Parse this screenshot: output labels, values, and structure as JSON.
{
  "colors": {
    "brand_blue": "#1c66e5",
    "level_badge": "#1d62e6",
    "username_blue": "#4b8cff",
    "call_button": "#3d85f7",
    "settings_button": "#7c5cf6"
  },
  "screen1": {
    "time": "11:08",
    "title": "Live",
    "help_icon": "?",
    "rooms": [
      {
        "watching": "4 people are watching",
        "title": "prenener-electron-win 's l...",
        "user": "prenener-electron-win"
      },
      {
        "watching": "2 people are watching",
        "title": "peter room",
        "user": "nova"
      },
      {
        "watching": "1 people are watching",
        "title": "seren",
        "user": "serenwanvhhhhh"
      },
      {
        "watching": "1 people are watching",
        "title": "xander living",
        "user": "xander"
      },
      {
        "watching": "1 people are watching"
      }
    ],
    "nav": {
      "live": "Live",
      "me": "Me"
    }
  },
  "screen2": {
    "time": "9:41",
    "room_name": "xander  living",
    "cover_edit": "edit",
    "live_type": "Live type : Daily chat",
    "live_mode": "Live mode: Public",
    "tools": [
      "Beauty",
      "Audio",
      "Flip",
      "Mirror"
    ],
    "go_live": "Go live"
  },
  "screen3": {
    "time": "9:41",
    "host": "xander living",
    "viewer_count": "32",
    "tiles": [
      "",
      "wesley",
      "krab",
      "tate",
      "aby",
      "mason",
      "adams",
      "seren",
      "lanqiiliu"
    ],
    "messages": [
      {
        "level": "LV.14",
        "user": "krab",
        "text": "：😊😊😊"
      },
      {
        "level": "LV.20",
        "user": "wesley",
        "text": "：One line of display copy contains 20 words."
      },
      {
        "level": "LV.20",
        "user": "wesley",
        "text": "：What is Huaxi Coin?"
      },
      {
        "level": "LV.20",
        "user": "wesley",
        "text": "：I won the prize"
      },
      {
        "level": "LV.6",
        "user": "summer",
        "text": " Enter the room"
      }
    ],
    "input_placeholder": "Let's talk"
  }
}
───
- **Exercise objective**: Retype every record above exactly as written.

- **Answer to the problem**:
Parse this screenshot: output labels, values, and structure as JSON.
{
  "colors": {
    "brand_blue": "#1c66e5",
    "level_badge": "#1d62e6",
    "username_blue": "#4b8cff",
    "call_button": "#3d85f7",
    "settings_button": "#7c5cf6"
  },
  "screen1": {
    "time": "11:08",
    "title": "Live",
    "help_icon": "?",
    "rooms": [
      {
        "watching": "4 people are watching",
        "title": "prenener-electron-win 's l...",
        "user": "prenener-electron-win"
      },
      {
        "watching": "2 people are watching",
        "title": "peter room",
        "user": "nova"
      },
      {
        "watching": "1 people are watching",
        "title": "seren",
        "user": "serenwanvhhhhh"
      },
      {
        "watching": "1 people are watching",
        "title": "xander living",
        "user": "xander"
      },
      {
        "watching": "1 people are watching"
      }
    ],
    "nav": {
      "live": "Live",
      "me": "Me"
    }
  },
  "screen2": {
    "time": "9:41",
    "room_name": "xander  living",
    "cover_edit": "edit",
    "live_type": "Live type : Daily chat",
    "live_mode": "Live mode: Public",
    "tools": [
      "Beauty",
      "Audio",
      "Flip",
      "Mirror"
    ],
    "go_live": "Go live"
  },
  "screen3": {
    "time": "9:41",
    "host": "xander living",
    "viewer_count": "32",
    "tiles": [
      "",
      "wesley",
      "krab",
      "tate",
      "aby",
      "mason",
      "adams",
      "seren",
      "lanqiiliu"
    ],
    "messages": [
      {
        "level": "LV.14",
        "user": "krab",
        "text": "：😊😊😊"
      },
      {
        "level": "LV.20",
        "user": "wesley",
        "text": "：One line of display copy contains 20 words."
      },
      {
        "level": "LV.20",
        "user": "wesley",
        "text": "：What is Huaxi Coin?"
      },
      {
        "level": "LV.20",
        "user": "wesley",
        "text": "：I won the prize"
      },
      {
        "level": "LV.6",
        "user": "summer",
        "text": " Enter the room"
      }
    ],
    "input_placeholder": "Let's talk"
  }
}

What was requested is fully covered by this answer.